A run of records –
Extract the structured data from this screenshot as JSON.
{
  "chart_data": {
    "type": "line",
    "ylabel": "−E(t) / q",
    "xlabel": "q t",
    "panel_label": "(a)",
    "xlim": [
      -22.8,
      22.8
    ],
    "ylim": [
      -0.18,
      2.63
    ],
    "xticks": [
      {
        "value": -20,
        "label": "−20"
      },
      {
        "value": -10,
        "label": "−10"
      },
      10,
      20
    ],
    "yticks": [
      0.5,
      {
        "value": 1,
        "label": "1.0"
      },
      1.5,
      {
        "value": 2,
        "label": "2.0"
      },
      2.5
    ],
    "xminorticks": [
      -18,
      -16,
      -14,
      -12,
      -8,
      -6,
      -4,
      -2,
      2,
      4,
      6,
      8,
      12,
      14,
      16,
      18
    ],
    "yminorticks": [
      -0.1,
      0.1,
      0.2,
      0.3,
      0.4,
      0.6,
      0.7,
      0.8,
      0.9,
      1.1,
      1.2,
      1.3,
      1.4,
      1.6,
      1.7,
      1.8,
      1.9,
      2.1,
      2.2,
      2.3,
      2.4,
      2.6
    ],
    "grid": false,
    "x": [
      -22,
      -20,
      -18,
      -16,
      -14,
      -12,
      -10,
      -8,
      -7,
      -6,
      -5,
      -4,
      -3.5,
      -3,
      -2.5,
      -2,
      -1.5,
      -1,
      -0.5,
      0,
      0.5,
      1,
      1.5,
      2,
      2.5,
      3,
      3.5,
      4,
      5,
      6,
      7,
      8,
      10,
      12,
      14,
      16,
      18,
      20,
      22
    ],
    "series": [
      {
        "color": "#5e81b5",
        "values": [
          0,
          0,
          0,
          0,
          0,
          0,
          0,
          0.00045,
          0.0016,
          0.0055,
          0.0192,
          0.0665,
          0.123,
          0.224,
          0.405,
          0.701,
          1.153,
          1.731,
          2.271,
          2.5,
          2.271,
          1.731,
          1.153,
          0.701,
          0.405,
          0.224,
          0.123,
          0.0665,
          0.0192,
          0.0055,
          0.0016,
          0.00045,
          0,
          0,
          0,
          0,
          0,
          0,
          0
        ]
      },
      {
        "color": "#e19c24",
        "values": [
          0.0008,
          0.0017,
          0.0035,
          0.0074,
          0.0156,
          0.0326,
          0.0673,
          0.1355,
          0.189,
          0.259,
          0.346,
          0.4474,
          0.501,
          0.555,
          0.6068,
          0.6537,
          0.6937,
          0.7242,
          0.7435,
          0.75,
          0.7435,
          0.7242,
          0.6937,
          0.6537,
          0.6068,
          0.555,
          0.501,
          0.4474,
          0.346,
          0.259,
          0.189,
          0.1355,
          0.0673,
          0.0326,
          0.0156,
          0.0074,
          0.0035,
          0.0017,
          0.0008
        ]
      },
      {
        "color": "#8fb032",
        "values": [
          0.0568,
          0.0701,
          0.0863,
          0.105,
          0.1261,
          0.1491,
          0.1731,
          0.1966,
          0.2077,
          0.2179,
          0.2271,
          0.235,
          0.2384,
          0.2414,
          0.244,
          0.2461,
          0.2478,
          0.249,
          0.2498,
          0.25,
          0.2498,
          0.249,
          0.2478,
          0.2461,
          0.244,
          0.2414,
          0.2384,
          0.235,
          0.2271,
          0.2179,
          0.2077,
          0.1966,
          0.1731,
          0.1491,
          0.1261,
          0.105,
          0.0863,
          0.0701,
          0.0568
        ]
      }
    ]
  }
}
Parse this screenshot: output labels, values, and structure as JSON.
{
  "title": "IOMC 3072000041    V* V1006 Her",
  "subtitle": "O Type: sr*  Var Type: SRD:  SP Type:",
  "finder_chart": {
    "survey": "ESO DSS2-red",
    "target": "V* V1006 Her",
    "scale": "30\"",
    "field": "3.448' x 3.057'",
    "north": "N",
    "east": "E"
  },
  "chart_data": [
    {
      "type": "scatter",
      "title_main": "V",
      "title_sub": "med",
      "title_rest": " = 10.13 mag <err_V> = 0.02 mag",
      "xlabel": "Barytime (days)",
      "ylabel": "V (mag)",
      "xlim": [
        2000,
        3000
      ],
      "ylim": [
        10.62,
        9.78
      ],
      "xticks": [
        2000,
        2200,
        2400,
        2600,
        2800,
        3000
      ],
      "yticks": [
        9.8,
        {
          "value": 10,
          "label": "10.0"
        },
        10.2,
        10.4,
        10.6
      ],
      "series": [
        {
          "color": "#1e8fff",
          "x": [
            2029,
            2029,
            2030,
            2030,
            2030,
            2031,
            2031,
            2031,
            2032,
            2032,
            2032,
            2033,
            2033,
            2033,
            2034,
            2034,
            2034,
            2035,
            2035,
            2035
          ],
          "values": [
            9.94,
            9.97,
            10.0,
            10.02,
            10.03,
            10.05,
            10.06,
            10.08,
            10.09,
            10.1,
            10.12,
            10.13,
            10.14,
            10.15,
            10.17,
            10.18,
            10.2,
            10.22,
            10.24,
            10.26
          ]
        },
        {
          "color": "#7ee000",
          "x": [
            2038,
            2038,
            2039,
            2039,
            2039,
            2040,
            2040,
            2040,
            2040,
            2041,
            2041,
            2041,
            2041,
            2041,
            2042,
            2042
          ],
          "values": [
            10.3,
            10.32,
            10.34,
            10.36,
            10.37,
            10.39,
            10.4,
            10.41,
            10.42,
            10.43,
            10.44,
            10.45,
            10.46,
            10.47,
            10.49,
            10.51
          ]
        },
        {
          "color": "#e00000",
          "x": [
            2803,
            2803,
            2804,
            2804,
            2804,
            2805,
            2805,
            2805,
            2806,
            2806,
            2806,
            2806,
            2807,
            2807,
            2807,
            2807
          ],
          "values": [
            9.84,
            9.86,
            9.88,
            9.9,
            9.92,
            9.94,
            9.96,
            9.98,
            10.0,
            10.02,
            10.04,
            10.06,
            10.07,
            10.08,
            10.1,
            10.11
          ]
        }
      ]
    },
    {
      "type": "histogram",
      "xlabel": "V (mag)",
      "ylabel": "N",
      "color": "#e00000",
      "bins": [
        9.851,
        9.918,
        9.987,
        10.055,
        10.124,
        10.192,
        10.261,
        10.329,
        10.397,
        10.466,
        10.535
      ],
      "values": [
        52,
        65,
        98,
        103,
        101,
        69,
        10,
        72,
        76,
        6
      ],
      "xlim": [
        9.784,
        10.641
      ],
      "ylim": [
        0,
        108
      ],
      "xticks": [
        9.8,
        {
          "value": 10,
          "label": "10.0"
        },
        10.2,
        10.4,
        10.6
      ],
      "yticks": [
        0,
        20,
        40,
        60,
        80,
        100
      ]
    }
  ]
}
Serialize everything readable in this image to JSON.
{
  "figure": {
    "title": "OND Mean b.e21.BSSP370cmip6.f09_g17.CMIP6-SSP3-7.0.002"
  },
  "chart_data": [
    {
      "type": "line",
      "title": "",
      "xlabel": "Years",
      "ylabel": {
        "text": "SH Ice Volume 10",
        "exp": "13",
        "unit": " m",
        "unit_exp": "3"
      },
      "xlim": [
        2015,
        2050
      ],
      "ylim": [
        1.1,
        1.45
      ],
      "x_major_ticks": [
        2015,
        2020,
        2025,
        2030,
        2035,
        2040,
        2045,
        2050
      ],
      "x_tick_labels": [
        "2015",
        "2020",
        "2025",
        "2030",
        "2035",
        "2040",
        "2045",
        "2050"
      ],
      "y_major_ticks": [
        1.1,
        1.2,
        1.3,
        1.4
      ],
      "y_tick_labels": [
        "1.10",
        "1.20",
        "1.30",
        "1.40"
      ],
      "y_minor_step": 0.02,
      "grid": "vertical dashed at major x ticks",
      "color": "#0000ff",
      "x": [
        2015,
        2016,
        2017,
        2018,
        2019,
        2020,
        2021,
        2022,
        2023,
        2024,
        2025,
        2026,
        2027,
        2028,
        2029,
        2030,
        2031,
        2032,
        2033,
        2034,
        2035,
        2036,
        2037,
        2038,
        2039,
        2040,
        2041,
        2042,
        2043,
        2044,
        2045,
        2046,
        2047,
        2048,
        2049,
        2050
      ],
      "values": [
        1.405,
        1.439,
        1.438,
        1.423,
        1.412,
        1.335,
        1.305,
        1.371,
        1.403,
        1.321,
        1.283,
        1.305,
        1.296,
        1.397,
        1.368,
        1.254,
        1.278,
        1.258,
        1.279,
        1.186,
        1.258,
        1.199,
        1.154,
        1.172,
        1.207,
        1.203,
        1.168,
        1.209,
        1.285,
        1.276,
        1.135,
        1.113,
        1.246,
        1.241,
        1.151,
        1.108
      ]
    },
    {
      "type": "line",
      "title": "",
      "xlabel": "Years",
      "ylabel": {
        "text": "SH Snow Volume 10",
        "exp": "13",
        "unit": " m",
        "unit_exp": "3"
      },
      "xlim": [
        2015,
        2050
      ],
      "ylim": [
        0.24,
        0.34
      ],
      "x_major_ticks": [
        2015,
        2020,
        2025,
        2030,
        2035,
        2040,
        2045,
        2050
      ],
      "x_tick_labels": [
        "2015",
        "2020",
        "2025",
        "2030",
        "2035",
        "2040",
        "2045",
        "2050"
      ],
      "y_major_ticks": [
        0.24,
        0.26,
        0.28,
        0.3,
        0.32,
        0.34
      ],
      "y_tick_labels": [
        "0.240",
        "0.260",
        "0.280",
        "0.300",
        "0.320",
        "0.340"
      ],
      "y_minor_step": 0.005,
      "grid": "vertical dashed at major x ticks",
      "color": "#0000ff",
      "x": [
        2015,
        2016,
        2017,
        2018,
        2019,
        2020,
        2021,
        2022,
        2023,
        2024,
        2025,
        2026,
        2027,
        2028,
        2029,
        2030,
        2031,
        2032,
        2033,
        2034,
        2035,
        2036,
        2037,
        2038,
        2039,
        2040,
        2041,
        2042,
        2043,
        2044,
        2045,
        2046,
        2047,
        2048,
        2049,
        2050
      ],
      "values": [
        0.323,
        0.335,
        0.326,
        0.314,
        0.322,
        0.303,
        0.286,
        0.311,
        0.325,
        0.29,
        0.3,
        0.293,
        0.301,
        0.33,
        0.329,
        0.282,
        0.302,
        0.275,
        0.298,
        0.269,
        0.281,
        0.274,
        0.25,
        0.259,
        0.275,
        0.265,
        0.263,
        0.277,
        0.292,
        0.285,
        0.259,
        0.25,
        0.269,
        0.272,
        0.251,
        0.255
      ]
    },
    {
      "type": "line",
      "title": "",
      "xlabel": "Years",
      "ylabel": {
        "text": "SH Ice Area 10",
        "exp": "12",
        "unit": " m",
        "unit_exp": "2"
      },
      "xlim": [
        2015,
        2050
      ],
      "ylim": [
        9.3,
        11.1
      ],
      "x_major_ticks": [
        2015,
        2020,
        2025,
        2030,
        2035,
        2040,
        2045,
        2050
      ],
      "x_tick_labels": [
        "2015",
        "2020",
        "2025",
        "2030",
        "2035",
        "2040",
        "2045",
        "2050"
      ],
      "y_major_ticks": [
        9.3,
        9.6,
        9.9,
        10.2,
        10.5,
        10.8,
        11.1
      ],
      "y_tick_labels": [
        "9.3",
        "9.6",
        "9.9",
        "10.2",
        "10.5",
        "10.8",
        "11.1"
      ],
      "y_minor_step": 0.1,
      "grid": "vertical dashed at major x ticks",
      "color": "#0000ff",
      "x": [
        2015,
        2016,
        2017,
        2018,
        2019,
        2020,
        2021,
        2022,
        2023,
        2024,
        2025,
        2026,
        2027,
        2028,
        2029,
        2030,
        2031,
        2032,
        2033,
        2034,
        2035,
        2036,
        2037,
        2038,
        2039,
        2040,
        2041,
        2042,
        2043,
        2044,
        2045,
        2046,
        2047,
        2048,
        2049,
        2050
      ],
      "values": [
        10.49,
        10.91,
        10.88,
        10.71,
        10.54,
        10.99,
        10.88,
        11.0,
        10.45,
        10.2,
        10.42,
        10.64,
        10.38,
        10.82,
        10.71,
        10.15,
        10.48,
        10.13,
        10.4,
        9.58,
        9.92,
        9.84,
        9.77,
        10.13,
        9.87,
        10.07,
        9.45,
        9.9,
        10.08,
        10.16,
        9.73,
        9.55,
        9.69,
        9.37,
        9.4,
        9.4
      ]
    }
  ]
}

WORK INSTRUCTIONS – Scan the records above for the string "Volume", then select every line that holds it.

CORRECT ANSWER –
        "text": "SH Ice Volume 10",
        "text": "SH Snow Volume 10",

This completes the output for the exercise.